**Source material**.
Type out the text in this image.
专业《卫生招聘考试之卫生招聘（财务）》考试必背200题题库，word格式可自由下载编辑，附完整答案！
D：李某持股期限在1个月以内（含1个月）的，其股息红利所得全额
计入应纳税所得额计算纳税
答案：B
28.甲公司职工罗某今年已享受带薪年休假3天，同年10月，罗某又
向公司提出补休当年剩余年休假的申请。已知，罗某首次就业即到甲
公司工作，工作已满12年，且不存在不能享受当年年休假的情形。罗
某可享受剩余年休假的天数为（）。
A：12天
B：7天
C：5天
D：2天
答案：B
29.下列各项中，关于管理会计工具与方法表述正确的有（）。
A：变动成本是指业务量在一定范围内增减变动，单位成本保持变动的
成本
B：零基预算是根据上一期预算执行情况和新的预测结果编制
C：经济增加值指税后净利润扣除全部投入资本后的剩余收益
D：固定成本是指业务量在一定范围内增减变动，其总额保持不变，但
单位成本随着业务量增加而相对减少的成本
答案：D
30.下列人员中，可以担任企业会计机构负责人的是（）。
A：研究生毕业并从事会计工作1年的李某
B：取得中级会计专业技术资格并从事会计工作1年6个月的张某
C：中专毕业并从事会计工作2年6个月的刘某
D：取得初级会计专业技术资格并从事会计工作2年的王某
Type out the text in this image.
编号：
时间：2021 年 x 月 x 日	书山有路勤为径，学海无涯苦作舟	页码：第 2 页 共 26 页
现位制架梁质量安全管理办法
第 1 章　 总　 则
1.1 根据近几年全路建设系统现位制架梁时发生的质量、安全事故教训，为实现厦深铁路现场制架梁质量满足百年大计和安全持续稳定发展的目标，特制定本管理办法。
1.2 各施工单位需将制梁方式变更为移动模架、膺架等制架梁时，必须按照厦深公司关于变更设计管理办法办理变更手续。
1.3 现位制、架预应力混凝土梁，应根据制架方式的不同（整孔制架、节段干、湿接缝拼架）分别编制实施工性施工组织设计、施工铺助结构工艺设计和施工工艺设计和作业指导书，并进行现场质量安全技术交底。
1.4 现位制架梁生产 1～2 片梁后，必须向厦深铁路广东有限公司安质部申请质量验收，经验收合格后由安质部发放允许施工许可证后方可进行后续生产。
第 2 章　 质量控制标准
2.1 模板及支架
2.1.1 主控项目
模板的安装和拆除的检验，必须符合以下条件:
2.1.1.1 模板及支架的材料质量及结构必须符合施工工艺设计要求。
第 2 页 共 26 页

**Exercise**. Show the data once more, exactly as it was written.

**Answer to the problem**.
Type out the text in this image.
专业《卫生招聘考试之卫生招聘（财务）》考试必背200题题库，word格式可自由下载编辑，附完整答案！
D：李某持股期限在1个月以内（含1个月）的，其股息红利所得全额
计入应纳税所得额计算纳税
答案：B
28.甲公司职工罗某今年已享受带薪年休假3天，同年10月，罗某又
向公司提出补休当年剩余年休假的申请。已知，罗某首次就业即到甲
公司工作，工作已满12年，且不存在不能享受当年年休假的情形。罗
某可享受剩余年休假的天数为（）。
A：12天
B：7天
C：5天
D：2天
答案：B
29.下列各项中，关于管理会计工具与方法表述正确的有（）。
A：变动成本是指业务量在一定范围内增减变动，单位成本保持变动的
成本
B：零基预算是根据上一期预算执行情况和新的预测结果编制
C：经济增加值指税后净利润扣除全部投入资本后的剩余收益
D：固定成本是指业务量在一定范围内增减变动，其总额保持不变，但
单位成本随着业务量增加而相对减少的成本
答案：D
30.下列人员中，可以担任企业会计机构负责人的是（）。
A：研究生毕业并从事会计工作1年的李某
B：取得中级会计专业技术资格并从事会计工作1年6个月的张某
C：中专毕业并从事会计工作2年6个月的刘某
D：取得初级会计专业技术资格并从事会计工作2年的王某
Type out the text in this image.
编号：
时间：2021 年 x 月 x 日	书山有路勤为径，学海无涯苦作舟	页码：第 2 页 共 26 页
现位制架梁质量安全管理办法
第 1 章　 总　 则
1.1 根据近几年全路建设系统现位制架梁时发生的质量、安全事故教训，为实现厦深铁路现场制架梁质量满足百年大计和安全持续稳定发展的目标，特制定本管理办法。
1.2 各施工单位需将制梁方式变更为移动模架、膺架等制架梁时，必须按照厦深公司关于变更设计管理办法办理变更手续。
1.3 现位制、架预应力混凝土梁，应根据制架方式的不同（整孔制架、节段干、湿接缝拼架）分别编制实施工性施工组织设计、施工铺助结构工艺设计和施工工艺设计和作业指导书，并进行现场质量安全技术交底。
1.4 现位制架梁生产 1～2 片梁后，必须向厦深铁路广东有限公司安质部申请质量验收，经验收合格后由安质部发放允许施工许可证后方可进行后续生产。
第 2 章　 质量控制标准
2.1 模板及支架
2.1.1 主控项目
模板的安装和拆除的检验，必须符合以下条件:
2.1.1.1 模板及支架的材料质量及结构必须符合施工工艺设计要求。
第 2 页 共 26 页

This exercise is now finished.